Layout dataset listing
--- begin ---

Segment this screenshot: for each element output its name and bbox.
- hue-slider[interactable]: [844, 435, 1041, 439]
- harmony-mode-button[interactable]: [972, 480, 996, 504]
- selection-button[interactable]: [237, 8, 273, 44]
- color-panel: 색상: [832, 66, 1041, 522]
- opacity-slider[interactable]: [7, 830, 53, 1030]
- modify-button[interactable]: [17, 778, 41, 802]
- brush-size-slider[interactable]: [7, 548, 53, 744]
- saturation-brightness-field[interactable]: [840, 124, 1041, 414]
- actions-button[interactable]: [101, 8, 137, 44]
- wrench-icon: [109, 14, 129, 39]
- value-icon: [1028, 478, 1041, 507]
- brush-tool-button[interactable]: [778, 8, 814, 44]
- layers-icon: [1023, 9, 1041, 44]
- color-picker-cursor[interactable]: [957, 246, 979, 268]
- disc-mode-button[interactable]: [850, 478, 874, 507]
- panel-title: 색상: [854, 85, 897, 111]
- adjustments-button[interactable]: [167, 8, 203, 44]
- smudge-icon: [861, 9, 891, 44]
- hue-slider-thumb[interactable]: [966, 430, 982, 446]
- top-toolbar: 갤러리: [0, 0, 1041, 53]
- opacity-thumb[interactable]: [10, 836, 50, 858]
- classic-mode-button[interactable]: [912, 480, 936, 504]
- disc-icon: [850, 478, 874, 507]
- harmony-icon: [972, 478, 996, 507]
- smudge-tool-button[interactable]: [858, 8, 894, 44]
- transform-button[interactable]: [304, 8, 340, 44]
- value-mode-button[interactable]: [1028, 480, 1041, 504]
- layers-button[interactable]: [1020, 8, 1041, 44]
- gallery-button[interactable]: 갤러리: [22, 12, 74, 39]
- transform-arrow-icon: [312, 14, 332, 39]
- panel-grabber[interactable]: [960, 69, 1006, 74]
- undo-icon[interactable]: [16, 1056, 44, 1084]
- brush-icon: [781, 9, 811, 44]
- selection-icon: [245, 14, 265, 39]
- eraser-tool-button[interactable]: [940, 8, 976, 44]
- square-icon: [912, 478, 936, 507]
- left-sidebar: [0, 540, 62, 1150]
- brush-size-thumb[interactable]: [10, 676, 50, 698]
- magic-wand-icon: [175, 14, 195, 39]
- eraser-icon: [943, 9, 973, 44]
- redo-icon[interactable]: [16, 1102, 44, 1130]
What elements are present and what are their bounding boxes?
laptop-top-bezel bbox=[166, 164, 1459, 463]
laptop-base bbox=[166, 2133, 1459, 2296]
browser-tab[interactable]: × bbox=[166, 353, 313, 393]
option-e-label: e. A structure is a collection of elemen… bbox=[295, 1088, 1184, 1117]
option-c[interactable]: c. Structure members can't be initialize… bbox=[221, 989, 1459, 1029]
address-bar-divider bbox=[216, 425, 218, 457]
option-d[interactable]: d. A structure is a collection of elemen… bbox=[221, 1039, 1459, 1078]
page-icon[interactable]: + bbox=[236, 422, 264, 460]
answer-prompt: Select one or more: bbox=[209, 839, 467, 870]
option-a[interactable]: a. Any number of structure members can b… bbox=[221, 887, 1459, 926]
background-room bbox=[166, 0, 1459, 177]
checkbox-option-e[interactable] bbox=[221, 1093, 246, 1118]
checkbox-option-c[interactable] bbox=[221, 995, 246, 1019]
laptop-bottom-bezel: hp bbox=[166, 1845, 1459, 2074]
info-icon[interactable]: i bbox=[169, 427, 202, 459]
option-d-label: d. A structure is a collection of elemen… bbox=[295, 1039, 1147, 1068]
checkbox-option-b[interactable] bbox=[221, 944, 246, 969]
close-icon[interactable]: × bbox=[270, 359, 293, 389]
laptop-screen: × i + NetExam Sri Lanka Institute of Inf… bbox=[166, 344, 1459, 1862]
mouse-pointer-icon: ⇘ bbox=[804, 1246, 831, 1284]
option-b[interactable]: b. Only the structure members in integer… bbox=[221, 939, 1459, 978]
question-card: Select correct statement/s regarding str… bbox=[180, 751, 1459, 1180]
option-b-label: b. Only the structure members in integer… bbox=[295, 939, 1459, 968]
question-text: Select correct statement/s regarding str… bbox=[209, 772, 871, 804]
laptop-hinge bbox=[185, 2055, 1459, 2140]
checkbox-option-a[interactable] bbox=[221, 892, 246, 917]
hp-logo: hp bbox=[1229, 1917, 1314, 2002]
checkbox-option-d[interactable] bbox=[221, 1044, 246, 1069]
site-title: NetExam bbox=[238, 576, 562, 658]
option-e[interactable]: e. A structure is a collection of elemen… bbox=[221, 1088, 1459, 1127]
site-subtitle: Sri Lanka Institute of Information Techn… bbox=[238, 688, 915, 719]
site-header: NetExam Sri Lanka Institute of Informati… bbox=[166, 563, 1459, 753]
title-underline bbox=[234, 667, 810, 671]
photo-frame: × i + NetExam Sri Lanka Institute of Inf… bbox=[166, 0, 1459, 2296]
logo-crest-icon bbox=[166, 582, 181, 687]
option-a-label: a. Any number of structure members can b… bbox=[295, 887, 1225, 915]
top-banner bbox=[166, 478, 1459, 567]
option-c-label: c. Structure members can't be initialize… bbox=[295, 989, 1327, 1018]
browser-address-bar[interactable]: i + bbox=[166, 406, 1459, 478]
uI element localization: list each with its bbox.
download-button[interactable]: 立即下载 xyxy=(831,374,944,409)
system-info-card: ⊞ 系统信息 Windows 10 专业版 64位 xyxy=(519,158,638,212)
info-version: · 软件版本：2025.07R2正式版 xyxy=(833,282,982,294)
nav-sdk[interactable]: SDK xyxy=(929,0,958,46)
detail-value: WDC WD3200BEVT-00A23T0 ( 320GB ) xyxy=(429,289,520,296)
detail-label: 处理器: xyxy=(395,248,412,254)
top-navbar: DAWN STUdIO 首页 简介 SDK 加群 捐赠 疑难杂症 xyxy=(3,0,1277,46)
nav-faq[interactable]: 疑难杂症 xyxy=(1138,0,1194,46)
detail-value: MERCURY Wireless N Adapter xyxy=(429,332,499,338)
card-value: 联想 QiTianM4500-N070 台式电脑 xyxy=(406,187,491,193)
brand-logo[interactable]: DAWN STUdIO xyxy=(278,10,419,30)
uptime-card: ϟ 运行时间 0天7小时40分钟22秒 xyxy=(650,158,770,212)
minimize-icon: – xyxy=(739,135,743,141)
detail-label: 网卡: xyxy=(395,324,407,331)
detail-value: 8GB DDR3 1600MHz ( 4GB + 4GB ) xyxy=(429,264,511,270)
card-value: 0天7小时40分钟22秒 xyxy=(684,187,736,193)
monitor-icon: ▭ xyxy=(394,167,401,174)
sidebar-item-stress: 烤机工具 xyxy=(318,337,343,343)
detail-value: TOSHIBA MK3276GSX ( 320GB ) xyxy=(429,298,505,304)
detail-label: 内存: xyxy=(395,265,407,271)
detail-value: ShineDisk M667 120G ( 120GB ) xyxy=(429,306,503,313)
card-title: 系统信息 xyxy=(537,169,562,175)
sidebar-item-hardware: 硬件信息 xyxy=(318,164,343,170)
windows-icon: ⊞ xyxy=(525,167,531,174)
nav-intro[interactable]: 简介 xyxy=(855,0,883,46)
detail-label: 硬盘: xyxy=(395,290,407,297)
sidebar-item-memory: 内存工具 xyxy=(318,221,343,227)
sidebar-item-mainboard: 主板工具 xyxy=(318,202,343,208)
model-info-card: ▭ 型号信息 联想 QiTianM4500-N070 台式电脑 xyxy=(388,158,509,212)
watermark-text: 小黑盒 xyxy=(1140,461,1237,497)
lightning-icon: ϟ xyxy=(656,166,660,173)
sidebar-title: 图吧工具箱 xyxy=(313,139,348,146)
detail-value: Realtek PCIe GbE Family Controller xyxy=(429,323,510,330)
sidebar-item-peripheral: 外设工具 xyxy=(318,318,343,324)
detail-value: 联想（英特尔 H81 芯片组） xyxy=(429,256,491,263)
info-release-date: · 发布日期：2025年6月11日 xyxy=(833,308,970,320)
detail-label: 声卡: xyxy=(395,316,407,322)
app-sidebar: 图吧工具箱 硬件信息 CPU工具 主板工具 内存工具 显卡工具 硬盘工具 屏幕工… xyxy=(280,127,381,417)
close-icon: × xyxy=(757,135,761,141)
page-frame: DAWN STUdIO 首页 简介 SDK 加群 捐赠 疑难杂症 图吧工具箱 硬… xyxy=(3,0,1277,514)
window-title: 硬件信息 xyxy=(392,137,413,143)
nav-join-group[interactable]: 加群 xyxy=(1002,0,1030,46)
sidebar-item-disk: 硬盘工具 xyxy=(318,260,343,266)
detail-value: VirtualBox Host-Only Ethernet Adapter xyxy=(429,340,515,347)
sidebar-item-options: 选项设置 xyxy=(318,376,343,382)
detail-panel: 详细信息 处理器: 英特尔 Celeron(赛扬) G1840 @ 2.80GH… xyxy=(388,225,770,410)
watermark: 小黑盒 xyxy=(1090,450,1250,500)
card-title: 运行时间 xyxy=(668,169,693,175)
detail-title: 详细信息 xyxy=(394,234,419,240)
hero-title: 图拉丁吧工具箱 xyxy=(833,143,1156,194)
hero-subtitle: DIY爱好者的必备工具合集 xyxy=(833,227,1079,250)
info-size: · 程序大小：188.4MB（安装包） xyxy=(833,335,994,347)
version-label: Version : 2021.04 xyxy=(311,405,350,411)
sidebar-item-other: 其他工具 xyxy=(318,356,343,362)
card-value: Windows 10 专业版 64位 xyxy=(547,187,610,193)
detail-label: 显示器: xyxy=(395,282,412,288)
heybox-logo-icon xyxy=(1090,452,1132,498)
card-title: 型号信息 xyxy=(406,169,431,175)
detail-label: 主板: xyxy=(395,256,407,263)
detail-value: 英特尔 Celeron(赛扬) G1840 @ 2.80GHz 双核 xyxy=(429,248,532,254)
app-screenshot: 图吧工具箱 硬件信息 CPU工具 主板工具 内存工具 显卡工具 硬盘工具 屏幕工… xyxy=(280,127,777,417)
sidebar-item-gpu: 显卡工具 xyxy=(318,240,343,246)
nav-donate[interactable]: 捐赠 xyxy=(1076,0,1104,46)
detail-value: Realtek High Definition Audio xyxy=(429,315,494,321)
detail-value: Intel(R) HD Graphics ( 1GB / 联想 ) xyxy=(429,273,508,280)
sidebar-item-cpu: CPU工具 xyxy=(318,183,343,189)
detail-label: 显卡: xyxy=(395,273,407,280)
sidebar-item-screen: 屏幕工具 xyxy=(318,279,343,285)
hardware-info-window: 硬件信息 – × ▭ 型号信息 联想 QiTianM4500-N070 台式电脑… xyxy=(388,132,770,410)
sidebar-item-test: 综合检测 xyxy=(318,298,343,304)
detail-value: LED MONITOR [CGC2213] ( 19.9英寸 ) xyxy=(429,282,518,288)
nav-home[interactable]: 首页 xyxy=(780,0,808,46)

--- end ---

[GOAL]
Set down the lines of the listing from its first line through the line containing "- color-panel: 색상: [832, 66, 1041, 522]", unchanged and with both ends included.

[ANSWER TO THE TASK]
Segment this screenshot: for each element output its name and bbox.
- hue-slider[interactable]: [844, 435, 1041, 439]
- harmony-mode-button[interactable]: [972, 480, 996, 504]
- selection-button[interactable]: [237, 8, 273, 44]
- color-panel: 색상: [832, 66, 1041, 522]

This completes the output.